Only lines with the string "subtitle" matter here; gather them from the material below.

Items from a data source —
· · ·

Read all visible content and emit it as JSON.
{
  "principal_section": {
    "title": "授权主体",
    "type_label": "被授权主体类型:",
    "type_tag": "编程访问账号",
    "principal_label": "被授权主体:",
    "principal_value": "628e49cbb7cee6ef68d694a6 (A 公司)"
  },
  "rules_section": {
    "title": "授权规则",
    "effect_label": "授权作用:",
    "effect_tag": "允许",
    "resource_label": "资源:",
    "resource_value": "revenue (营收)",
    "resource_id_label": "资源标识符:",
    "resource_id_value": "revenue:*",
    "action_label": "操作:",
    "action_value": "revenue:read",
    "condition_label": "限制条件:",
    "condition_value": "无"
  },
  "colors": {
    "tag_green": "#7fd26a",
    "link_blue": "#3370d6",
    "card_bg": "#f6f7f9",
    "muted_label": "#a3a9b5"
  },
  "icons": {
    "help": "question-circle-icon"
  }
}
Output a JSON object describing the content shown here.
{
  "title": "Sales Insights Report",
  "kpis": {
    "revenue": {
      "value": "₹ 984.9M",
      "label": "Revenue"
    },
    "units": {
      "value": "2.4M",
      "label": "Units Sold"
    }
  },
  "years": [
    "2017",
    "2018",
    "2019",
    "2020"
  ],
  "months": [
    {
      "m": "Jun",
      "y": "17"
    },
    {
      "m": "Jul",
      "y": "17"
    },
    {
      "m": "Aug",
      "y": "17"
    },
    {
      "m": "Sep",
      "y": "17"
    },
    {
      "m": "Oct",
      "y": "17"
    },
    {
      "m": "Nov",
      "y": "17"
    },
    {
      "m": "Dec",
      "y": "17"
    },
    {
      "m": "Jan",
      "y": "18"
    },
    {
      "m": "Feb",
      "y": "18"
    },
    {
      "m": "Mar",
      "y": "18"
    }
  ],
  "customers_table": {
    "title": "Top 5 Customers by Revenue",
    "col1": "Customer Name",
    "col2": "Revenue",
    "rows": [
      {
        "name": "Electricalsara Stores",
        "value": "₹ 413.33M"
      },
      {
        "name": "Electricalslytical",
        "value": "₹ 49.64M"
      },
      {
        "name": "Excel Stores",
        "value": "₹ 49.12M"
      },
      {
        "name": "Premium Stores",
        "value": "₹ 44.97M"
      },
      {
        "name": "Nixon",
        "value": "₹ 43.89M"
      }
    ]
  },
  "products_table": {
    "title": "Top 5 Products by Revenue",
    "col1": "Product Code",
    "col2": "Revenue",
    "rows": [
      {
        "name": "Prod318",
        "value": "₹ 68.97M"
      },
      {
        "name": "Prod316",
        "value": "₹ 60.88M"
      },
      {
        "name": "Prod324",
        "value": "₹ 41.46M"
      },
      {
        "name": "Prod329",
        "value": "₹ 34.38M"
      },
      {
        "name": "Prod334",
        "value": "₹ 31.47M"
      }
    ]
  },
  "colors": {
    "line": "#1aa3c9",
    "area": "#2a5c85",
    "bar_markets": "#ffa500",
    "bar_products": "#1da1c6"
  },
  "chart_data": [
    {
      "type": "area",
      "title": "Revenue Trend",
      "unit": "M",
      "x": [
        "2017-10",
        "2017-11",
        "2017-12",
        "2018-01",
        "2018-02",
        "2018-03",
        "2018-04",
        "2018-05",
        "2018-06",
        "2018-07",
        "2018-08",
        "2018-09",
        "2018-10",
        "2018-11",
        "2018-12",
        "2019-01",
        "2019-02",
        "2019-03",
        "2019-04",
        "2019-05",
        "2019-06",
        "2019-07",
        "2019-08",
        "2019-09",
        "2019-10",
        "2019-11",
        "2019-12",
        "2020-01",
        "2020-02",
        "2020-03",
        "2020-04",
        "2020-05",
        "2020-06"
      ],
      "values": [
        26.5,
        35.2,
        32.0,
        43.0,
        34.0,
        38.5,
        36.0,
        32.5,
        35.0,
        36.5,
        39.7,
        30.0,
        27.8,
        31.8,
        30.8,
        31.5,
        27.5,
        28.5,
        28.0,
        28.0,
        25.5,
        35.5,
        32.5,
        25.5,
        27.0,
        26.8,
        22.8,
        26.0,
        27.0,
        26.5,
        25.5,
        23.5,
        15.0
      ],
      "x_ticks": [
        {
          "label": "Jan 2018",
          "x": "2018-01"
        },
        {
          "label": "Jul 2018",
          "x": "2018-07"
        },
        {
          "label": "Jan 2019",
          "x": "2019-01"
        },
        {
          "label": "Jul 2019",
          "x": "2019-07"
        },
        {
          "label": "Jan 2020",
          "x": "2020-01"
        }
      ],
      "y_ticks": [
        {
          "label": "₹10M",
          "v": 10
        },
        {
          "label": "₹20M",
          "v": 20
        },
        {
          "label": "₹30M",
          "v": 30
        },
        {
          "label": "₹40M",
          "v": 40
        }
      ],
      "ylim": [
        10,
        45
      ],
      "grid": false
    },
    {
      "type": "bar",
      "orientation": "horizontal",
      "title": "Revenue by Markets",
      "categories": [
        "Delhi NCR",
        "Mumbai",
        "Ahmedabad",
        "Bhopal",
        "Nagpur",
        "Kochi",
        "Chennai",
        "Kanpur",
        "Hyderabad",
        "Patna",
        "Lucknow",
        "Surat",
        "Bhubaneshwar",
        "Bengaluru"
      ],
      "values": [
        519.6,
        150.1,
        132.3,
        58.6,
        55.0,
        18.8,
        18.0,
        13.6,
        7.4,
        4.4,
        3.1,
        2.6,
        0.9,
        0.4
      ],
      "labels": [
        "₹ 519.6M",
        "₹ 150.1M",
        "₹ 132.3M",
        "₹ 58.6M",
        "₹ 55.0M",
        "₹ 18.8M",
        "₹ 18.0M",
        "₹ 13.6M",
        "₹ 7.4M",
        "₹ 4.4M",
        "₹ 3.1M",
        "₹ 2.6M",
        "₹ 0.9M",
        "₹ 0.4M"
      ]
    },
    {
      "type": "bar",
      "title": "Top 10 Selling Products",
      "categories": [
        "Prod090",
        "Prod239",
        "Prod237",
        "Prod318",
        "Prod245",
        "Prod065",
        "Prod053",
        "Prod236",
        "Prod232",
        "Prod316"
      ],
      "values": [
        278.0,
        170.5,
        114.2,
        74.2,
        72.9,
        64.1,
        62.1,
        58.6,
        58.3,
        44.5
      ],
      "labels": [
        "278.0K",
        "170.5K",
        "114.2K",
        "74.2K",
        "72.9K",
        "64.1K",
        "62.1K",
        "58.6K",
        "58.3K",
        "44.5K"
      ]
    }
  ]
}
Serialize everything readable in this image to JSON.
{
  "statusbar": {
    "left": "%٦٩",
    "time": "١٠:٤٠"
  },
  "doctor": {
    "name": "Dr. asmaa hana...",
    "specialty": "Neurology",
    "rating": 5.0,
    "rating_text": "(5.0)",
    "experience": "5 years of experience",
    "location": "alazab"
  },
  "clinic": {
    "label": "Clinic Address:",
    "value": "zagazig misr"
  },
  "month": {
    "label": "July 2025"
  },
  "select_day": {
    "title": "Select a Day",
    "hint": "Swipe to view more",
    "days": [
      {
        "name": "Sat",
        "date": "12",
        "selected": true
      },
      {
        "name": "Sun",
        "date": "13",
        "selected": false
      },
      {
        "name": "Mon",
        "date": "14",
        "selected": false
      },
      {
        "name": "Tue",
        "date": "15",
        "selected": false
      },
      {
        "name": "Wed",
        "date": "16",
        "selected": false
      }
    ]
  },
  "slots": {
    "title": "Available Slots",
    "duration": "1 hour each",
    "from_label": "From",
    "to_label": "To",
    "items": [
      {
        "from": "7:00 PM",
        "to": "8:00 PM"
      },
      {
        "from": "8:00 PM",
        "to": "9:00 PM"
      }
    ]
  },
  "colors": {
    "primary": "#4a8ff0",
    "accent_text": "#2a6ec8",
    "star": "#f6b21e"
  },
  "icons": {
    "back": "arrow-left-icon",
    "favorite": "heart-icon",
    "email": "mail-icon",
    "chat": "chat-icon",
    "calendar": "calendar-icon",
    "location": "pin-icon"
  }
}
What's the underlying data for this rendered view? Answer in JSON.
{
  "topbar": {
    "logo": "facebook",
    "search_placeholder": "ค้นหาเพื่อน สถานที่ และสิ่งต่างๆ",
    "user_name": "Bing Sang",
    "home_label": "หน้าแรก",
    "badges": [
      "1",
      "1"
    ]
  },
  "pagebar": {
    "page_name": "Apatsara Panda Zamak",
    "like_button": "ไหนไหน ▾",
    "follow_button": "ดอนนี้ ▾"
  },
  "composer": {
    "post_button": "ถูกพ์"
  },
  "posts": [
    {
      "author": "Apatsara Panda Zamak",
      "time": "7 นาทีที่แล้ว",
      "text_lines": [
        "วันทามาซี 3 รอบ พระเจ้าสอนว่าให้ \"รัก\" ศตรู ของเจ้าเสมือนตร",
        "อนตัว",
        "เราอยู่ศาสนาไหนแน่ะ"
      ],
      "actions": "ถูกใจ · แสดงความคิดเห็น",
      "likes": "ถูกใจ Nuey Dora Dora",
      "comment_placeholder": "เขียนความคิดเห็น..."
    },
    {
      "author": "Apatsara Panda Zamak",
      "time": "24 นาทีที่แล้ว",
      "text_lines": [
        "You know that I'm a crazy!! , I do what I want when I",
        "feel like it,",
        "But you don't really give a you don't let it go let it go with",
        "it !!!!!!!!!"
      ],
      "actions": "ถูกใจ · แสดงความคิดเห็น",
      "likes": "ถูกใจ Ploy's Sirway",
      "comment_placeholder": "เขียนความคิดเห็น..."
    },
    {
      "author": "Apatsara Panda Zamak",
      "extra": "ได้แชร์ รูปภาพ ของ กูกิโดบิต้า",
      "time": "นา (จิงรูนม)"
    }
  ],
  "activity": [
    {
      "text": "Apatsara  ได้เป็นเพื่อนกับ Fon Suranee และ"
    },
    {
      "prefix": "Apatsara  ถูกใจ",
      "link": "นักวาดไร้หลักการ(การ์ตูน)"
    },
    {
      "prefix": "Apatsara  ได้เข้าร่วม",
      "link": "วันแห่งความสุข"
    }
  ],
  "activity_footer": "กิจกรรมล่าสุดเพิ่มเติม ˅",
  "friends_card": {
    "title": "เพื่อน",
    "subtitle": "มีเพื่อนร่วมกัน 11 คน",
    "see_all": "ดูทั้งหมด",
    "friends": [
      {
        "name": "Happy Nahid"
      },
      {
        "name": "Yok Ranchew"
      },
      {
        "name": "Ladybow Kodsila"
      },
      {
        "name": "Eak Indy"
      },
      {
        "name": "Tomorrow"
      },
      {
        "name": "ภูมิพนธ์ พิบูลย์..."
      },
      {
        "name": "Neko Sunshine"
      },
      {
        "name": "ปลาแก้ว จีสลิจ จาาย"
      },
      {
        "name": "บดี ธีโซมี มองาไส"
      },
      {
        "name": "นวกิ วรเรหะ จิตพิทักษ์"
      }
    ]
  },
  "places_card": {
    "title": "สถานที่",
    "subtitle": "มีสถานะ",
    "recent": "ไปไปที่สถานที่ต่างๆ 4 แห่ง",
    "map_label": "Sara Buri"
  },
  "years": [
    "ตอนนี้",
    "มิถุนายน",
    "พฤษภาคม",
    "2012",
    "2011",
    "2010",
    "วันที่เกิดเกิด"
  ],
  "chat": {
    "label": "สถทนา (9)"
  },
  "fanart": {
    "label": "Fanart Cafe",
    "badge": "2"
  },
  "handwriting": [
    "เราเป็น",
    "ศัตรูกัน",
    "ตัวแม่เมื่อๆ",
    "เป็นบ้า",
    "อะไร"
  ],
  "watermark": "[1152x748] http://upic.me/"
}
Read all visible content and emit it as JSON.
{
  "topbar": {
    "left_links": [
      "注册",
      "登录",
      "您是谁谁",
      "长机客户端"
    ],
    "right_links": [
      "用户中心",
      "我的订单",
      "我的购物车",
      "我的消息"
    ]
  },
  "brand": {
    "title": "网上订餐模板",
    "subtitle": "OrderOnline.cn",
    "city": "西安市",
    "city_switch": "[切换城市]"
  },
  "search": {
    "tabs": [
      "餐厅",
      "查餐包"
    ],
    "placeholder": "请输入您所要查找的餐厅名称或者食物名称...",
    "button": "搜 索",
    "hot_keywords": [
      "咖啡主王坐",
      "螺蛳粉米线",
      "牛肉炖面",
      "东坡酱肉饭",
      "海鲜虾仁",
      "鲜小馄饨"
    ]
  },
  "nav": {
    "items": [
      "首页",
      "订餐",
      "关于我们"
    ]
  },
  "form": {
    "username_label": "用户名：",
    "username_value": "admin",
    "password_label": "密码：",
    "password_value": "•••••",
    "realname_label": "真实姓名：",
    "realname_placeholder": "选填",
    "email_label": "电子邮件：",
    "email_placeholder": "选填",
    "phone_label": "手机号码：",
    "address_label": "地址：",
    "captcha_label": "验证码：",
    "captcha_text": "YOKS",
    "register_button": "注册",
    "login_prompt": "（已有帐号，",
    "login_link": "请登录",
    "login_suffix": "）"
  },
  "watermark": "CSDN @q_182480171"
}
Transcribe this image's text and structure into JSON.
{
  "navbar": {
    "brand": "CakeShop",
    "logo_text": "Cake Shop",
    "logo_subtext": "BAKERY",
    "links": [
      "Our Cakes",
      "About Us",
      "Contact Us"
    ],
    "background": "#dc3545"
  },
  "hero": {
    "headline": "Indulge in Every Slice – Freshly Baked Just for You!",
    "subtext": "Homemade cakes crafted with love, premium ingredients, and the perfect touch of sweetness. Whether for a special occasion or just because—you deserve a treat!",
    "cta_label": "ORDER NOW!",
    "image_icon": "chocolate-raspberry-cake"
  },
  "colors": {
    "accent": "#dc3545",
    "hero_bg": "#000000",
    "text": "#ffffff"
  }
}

· · ·

RESPONSE TO THIS TASK —
    "subtitle": "มีเพื่อนร่วมกัน 11 คน",
    "subtitle": "มีสถานะ",
    "subtitle": "OrderOnline.cn",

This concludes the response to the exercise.